STATED TASK: Transcribe the records that follow in their entirety, omitting any pictures.

Source data:

╔══

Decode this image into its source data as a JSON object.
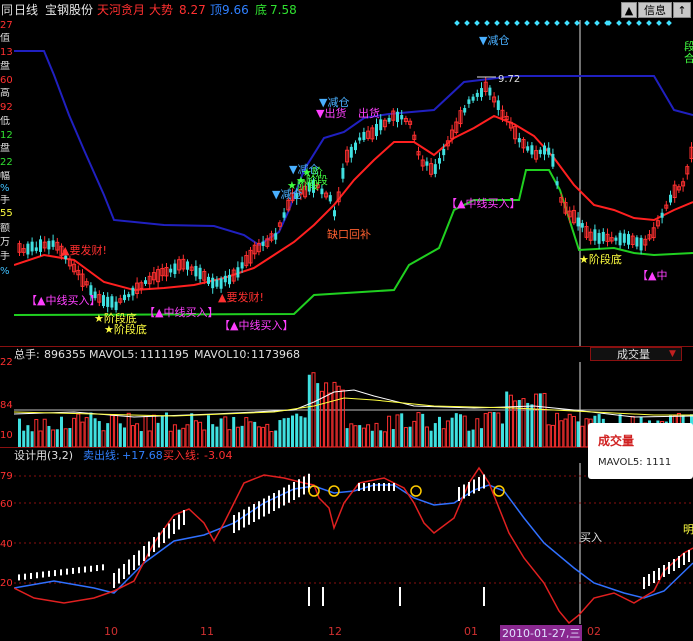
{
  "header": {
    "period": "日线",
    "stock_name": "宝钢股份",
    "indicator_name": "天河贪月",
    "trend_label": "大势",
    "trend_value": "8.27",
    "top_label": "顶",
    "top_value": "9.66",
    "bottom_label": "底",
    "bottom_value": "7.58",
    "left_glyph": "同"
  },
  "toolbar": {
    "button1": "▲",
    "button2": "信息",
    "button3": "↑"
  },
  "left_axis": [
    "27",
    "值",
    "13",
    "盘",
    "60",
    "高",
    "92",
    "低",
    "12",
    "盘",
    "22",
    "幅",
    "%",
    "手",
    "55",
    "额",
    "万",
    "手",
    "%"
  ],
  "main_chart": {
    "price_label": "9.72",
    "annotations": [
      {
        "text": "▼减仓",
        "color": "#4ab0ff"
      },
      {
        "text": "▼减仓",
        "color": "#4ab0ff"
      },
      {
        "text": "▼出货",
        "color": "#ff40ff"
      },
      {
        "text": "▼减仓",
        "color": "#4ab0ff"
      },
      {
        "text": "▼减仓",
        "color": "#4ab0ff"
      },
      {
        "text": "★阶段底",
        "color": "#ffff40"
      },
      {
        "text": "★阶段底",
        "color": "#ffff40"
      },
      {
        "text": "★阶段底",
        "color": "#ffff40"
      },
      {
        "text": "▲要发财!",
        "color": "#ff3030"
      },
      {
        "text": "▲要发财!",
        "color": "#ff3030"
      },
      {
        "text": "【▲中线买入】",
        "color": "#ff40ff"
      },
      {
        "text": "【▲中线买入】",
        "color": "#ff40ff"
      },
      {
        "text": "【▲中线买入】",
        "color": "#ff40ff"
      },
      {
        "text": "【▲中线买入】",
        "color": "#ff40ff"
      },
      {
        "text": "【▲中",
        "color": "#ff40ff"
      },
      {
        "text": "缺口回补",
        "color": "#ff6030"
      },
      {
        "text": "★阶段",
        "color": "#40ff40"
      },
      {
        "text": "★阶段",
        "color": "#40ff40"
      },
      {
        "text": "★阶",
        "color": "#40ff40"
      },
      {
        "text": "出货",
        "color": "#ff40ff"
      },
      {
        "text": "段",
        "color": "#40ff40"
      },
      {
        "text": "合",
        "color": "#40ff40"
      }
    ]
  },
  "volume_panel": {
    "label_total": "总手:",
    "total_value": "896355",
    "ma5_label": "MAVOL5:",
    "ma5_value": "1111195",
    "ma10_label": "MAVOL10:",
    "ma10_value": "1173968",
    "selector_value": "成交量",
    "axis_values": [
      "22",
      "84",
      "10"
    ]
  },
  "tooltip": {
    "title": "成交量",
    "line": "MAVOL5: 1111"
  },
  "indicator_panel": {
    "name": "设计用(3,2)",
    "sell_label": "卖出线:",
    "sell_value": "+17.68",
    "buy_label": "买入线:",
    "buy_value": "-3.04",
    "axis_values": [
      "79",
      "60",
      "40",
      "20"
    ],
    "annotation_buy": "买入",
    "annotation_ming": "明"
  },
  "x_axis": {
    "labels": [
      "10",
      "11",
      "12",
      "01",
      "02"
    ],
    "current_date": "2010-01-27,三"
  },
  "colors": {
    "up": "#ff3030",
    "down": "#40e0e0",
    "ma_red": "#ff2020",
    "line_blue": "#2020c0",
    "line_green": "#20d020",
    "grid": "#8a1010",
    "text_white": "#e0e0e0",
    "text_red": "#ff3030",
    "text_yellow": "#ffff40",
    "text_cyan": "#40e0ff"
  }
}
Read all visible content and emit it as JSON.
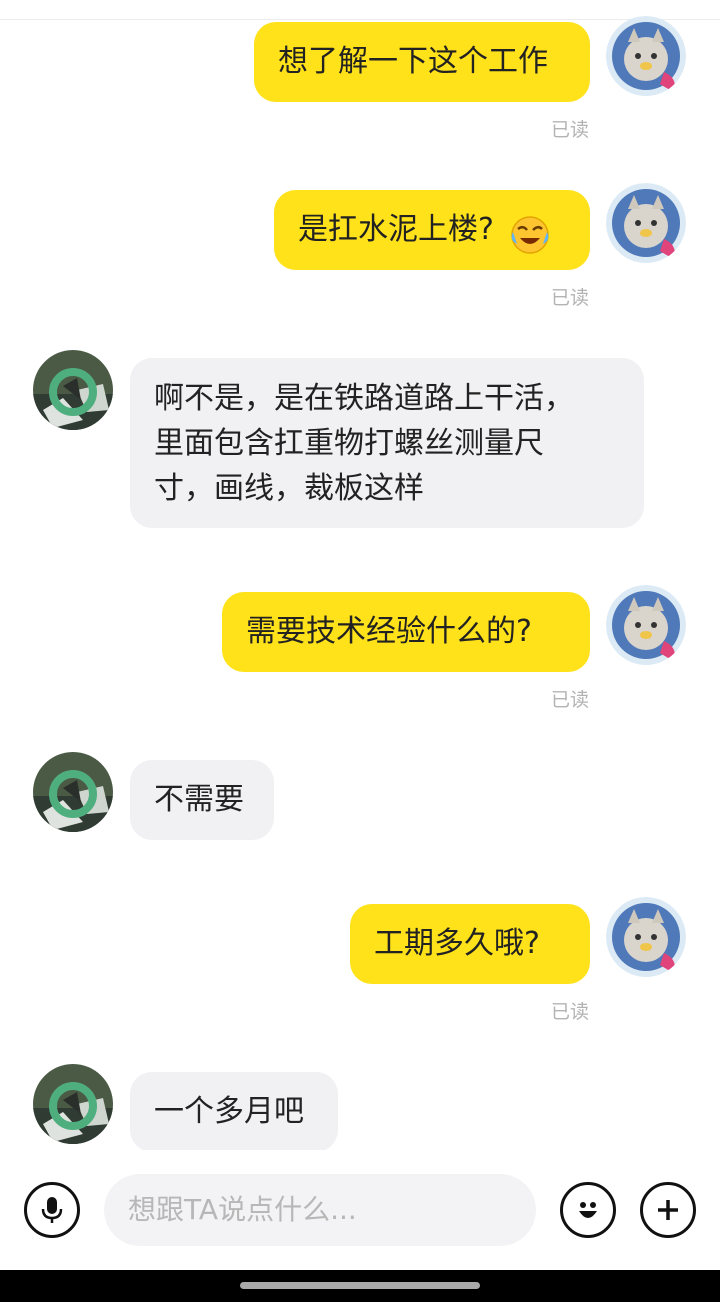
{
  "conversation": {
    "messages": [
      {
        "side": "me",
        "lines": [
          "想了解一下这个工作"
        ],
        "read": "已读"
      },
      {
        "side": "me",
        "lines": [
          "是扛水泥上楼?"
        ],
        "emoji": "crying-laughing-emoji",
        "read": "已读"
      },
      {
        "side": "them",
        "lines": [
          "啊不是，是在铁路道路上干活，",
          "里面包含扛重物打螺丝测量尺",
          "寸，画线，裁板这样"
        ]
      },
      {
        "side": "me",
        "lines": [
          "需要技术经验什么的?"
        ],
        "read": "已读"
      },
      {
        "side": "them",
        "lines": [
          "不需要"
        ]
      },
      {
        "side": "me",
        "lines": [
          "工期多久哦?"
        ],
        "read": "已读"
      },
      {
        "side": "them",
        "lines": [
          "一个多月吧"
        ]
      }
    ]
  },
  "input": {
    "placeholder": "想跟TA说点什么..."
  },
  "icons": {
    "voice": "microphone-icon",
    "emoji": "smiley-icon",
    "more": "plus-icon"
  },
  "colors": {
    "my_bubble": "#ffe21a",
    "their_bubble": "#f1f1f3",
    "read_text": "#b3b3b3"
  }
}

╚══

OUTPUT OF THE EXERCISE:
Decode this image into its source data as a JSON object.
{
  "header": {
    "period": "日线",
    "stock_name": "宝钢股份",
    "indicator_name": "天河贪月",
    "trend_label": "大势",
    "trend_value": "8.27",
    "top_label": "顶",
    "top_value": "9.66",
    "bottom_label": "底",
    "bottom_value": "7.58",
    "left_glyph": "同"
  },
  "toolbar": {
    "button1": "▲",
    "button2": "信息",
    "button3": "↑"
  },
  "left_axis": [
    "27",
    "值",
    "13",
    "盘",
    "60",
    "高",
    "92",
    "低",
    "12",
    "盘",
    "22",
    "幅",
    "%",
    "手",
    "55",
    "额",
    "万",
    "手",
    "%"
  ],
  "main_chart": {
    "price_label": "9.72",
    "annotations": [
      {
        "text": "▼减仓",
        "color": "#4ab0ff"
      },
      {
        "text": "▼减仓",
        "color": "#4ab0ff"
      },
      {
        "text": "▼出货",
        "color": "#ff40ff"
      },
      {
        "text": "▼减仓",
        "color": "#4ab0ff"
      },
      {
        "text": "▼减仓",
        "color": "#4ab0ff"
      },
      {
        "text": "★阶段底",
        "color": "#ffff40"
      },
      {
        "text": "★阶段底",
        "color": "#ffff40"
      },
      {
        "text": "★阶段底",
        "color": "#ffff40"
      },
      {
        "text": "▲要发财!",
        "color": "#ff3030"
      },
      {
        "text": "▲要发财!",
        "color": "#ff3030"
      },
      {
        "text": "【▲中线买入】",
        "color": "#ff40ff"
      },
      {
        "text": "【▲中线买入】",
        "color": "#ff40ff"
      },
      {
        "text": "【▲中线买入】",
        "color": "#ff40ff"
      },
      {
        "text": "【▲中线买入】",
        "color": "#ff40ff"
      },
      {
        "text": "【▲中",
        "color": "#ff40ff"
      },
      {
        "text": "缺口回补",
        "color": "#ff6030"
      },
      {
        "text": "★阶段",
        "color": "#40ff40"
      },
      {
        "text": "★阶段",
        "color": "#40ff40"
      },
      {
        "text": "★阶",
        "color": "#40ff40"
      },
      {
        "text": "出货",
        "color": "#ff40ff"
      },
      {
        "text": "段",
        "color": "#40ff40"
      },
      {
        "text": "合",
        "color": "#40ff40"
      }
    ]
  },
  "volume_panel": {
    "label_total": "总手:",
    "total_value": "896355",
    "ma5_label": "MAVOL5:",
    "ma5_value": "1111195",
    "ma10_label": "MAVOL10:",
    "ma10_value": "1173968",
    "selector_value": "成交量",
    "axis_values": [
      "22",
      "84",
      "10"
    ]
  },
  "tooltip": {
    "title": "成交量",
    "line": "MAVOL5: 1111"
  },
  "indicator_panel": {
    "name": "设计用(3,2)",
    "sell_label": "卖出线:",
    "sell_value": "+17.68",
    "buy_label": "买入线:",
    "buy_value": "-3.04",
    "axis_values": [
      "79",
      "60",
      "40",
      "20"
    ],
    "annotation_buy": "买入",
    "annotation_ming": "明"
  },
  "x_axis": {
    "labels": [
      "10",
      "11",
      "12",
      "01",
      "02"
    ],
    "current_date": "2010-01-27,三"
  },
  "colors": {
    "up": "#ff3030",
    "down": "#40e0e0",
    "ma_red": "#ff2020",
    "line_blue": "#2020c0",
    "line_green": "#20d020",
    "grid": "#8a1010",
    "text_white": "#e0e0e0",
    "text_red": "#ff3030",
    "text_yellow": "#ffff40",
    "text_cyan": "#40e0ff"
  }
}
Read all visible content and emit it as JSON.
{
  "conversation": {
    "messages": [
      {
        "side": "me",
        "lines": [
          "想了解一下这个工作"
        ],
        "read": "已读"
      },
      {
        "side": "me",
        "lines": [
          "是扛水泥上楼?"
        ],
        "emoji": "crying-laughing-emoji",
        "read": "已读"
      },
      {
        "side": "them",
        "lines": [
          "啊不是，是在铁路道路上干活，",
          "里面包含扛重物打螺丝测量尺",
          "寸，画线，裁板这样"
        ]
      },
      {
        "side": "me",
        "lines": [
          "需要技术经验什么的?"
        ],
        "read": "已读"
      },
      {
        "side": "them",
        "lines": [
          "不需要"
        ]
      },
      {
        "side": "me",
        "lines": [
          "工期多久哦?"
        ],
        "read": "已读"
      },
      {
        "side": "them",
        "lines": [
          "一个多月吧"
        ]
      }
    ]
  },
  "input": {
    "placeholder": "想跟TA说点什么..."
  },
  "icons": {
    "voice": "microphone-icon",
    "emoji": "smiley-icon",
    "more": "plus-icon"
  },
  "colors": {
    "my_bubble": "#ffe21a",
    "their_bubble": "#f1f1f3",
    "read_text": "#b3b3b3"
  }
}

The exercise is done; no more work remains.